Set exercise
Scan the lines below for the string "Table" and copy every one that has it.

Supplied records
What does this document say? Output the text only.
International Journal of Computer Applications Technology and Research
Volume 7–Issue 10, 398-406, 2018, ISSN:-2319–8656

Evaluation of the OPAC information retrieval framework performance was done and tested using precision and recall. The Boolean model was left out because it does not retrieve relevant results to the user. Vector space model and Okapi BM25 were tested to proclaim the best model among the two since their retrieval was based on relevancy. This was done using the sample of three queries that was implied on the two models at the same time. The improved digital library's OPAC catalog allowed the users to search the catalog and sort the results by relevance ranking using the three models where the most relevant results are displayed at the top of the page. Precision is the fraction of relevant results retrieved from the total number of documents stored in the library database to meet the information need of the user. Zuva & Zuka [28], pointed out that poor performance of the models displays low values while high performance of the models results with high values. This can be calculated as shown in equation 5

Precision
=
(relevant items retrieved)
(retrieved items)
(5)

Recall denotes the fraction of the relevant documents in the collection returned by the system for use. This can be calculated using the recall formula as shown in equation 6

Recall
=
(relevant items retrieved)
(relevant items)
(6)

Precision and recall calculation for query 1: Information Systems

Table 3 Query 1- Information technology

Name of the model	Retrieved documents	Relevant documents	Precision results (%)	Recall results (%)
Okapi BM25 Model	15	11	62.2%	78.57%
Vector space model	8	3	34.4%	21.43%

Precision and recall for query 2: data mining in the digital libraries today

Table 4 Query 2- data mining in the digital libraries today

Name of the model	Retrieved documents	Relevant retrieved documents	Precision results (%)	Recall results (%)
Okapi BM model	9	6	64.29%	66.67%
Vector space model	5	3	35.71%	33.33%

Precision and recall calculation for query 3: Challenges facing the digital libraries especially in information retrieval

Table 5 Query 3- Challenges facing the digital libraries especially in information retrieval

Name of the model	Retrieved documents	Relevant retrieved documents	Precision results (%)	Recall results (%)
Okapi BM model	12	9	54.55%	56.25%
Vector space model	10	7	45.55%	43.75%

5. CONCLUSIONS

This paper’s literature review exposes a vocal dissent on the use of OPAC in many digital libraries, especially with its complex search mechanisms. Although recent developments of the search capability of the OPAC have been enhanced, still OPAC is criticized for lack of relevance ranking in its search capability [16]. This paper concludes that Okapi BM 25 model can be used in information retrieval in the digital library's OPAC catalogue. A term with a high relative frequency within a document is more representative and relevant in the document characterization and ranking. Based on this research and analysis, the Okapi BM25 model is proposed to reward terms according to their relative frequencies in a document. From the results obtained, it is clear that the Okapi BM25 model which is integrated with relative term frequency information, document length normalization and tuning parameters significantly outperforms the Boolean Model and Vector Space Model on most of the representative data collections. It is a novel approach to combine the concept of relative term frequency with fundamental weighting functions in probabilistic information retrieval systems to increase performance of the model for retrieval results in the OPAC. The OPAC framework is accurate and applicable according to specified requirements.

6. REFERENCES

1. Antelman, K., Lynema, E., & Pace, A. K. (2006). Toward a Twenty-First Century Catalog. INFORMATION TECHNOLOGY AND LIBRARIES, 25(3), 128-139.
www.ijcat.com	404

Output
Table 3 Query 1- Information technology
Table 4 Query 2- data mining in the digital libraries today
Table 5 Query 3- Challenges facing the digital libraries especially in information retrieval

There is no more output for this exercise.